» Items from a data source:

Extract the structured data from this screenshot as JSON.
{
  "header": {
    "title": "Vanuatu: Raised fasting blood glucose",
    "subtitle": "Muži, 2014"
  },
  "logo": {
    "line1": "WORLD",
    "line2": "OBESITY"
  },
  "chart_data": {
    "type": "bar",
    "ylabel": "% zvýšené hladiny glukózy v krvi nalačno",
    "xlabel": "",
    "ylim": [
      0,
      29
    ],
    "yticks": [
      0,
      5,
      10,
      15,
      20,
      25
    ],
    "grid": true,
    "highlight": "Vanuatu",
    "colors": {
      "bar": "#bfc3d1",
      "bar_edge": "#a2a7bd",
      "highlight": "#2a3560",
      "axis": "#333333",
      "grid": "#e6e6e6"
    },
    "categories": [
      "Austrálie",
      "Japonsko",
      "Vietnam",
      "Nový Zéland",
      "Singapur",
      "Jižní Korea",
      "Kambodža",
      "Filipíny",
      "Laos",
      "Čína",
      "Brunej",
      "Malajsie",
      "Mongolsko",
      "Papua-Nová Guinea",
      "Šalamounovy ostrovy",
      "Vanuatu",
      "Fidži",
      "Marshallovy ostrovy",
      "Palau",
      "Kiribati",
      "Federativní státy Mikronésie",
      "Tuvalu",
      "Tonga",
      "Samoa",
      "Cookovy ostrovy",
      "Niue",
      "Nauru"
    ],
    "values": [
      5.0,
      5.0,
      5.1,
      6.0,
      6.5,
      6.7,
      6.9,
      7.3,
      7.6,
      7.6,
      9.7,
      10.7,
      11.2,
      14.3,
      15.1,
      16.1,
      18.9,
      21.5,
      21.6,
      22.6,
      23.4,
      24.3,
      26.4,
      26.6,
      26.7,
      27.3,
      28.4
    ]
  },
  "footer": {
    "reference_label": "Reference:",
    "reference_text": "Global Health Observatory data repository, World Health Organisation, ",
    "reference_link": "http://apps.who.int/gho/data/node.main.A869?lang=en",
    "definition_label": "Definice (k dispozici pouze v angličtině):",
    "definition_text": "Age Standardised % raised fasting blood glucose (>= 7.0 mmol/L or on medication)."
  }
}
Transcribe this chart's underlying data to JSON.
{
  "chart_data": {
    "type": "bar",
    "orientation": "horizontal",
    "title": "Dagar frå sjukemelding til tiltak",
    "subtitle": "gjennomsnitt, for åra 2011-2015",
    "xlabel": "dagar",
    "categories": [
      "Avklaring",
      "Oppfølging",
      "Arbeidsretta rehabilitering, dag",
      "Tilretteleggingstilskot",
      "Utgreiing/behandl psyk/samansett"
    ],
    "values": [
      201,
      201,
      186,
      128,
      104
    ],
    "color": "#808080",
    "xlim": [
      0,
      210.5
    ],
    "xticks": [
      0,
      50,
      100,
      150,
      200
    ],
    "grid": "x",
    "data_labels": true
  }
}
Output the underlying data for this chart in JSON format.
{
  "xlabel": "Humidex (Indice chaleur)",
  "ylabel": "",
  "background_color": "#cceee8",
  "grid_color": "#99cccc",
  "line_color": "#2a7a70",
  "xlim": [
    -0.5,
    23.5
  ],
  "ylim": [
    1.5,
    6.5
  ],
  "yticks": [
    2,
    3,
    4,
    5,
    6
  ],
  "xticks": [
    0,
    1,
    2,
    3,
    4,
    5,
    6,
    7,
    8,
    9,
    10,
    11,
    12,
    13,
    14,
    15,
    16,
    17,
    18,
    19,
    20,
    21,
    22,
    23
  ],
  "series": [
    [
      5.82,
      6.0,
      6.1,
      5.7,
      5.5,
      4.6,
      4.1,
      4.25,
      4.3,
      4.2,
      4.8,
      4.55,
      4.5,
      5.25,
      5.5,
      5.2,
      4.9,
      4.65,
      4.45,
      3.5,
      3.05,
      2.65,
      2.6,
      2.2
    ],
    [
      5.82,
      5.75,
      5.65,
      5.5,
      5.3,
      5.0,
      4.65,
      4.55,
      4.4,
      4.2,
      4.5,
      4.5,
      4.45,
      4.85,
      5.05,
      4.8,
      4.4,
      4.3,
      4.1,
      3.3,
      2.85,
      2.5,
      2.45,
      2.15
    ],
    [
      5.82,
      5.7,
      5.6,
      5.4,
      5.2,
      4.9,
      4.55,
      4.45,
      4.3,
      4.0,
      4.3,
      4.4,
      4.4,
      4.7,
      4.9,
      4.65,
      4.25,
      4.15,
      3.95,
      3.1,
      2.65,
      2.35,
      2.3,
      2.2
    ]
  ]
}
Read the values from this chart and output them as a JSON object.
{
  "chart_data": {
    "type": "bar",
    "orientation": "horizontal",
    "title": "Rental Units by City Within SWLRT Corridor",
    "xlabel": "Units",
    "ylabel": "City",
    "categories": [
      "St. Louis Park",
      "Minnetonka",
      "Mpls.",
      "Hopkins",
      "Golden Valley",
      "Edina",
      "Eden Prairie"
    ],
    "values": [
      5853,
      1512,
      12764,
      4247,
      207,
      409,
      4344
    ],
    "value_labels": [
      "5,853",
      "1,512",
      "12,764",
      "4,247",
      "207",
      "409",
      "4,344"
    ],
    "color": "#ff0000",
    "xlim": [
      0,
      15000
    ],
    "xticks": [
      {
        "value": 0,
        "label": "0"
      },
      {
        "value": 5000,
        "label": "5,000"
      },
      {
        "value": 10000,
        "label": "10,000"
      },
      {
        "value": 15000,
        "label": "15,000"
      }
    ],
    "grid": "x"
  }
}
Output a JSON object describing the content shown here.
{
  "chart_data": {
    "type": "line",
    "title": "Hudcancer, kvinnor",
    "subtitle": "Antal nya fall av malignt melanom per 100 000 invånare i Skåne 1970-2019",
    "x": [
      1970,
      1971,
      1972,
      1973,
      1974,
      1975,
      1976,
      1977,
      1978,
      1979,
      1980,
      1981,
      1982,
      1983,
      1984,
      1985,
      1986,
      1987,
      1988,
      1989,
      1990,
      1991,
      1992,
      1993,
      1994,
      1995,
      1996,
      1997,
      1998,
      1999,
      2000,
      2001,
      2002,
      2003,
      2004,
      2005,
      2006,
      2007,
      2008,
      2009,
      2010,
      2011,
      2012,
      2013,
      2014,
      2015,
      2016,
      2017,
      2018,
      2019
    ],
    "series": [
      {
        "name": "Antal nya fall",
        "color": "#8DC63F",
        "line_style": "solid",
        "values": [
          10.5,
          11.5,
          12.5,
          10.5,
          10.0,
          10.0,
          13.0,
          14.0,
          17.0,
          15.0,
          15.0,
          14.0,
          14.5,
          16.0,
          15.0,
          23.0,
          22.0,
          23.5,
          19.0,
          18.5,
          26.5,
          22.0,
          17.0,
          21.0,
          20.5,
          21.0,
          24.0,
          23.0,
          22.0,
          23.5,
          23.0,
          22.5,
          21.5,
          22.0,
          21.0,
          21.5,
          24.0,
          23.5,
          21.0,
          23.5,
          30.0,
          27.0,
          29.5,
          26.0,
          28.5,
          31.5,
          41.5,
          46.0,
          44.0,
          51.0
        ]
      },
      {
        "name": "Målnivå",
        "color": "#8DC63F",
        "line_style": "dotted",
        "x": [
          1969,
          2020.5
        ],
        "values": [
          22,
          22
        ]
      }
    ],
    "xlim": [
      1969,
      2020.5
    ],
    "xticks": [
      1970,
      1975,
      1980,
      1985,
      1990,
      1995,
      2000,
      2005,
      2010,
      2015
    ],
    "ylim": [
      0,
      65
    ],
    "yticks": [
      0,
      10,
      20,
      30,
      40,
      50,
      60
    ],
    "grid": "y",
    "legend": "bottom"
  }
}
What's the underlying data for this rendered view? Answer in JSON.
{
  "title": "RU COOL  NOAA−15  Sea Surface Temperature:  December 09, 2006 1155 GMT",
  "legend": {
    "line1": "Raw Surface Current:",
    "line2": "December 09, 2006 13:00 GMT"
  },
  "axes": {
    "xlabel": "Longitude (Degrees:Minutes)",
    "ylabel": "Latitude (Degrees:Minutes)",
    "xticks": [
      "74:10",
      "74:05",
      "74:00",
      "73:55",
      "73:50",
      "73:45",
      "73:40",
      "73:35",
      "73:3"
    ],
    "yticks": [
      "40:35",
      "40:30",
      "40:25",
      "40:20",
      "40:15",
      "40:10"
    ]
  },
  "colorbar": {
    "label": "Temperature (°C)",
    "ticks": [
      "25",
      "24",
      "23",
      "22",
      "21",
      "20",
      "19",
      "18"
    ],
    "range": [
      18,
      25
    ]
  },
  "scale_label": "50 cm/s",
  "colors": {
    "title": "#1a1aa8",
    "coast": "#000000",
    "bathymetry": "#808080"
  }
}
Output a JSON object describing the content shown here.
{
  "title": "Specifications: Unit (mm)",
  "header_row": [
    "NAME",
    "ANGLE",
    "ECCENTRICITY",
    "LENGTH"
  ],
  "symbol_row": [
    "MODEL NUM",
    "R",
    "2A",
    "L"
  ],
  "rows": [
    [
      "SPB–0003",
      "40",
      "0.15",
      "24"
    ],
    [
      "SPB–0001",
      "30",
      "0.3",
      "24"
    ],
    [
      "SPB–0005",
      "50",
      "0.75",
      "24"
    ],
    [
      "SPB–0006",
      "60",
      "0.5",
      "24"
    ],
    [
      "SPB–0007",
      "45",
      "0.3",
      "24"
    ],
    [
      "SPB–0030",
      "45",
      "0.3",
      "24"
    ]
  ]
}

» YOUR INSTRUCTIONS:
From the listing, copy each line containing the word "Minutes".

» CORRECT ANSWER:
    "xlabel": "Longitude (Degrees:Minutes)",
    "ylabel": "Latitude (Degrees:Minutes)",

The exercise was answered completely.